_Prompt_: Using the records provided below, locate and copy each line that contains the word "some".

(Dataset entries)
--------

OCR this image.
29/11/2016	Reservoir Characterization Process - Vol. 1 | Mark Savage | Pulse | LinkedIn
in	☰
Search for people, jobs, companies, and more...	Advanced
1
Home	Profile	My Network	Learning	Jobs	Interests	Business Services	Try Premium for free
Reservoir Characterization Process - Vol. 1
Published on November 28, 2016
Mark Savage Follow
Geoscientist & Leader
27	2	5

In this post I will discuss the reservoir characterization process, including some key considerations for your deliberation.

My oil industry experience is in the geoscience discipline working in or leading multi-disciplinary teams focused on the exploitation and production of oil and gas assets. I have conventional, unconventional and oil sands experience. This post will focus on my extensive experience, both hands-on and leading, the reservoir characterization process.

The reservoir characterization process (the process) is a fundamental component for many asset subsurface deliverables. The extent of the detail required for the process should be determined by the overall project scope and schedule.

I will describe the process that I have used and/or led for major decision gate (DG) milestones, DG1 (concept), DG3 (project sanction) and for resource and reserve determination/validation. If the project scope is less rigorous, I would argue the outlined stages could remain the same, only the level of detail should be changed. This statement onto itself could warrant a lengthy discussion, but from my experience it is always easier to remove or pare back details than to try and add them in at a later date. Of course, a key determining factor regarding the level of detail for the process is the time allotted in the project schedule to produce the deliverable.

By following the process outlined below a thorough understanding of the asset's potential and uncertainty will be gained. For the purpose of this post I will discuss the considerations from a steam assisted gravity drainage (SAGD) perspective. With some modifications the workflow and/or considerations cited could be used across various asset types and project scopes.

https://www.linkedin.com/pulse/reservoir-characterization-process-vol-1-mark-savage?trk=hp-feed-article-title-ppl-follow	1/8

--------

_Answer to the problem_:
In this post I will discuss the reservoir characterization process, including some key considerations for your deliberation.
By following the process outlined below a thorough understanding of the asset's potential and uncertainty will be gained. For the purpose of this post I will discuss the considerations from a steam assisted gravity drainage (SAGD) perspective. With some modifications the workflow and/or considerations cited could be used across various asset types and project scopes.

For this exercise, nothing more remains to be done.